### Information supplied

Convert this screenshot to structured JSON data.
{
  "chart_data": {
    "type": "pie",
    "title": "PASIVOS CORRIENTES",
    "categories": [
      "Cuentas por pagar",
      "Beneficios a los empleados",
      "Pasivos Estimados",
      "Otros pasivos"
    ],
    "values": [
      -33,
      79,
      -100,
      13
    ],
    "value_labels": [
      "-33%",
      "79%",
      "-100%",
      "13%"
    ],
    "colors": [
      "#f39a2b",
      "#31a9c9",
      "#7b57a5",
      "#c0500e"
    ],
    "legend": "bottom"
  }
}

### Do this
Copy every line verbatim.

### Answer for this exercise
Convert this screenshot to structured JSON data.
{
  "chart_data": {
    "type": "pie",
    "title": "PASIVOS CORRIENTES",
    "categories": [
      "Cuentas por pagar",
      "Beneficios a los empleados",
      "Pasivos Estimados",
      "Otros pasivos"
    ],
    "values": [
      -33,
      79,
      -100,
      13
    ],
    "value_labels": [
      "-33%",
      "79%",
      "-100%",
      "13%"
    ],
    "colors": [
      "#f39a2b",
      "#31a9c9",
      "#7b57a5",
      "#c0500e"
    ],
    "legend": "bottom"
  }
}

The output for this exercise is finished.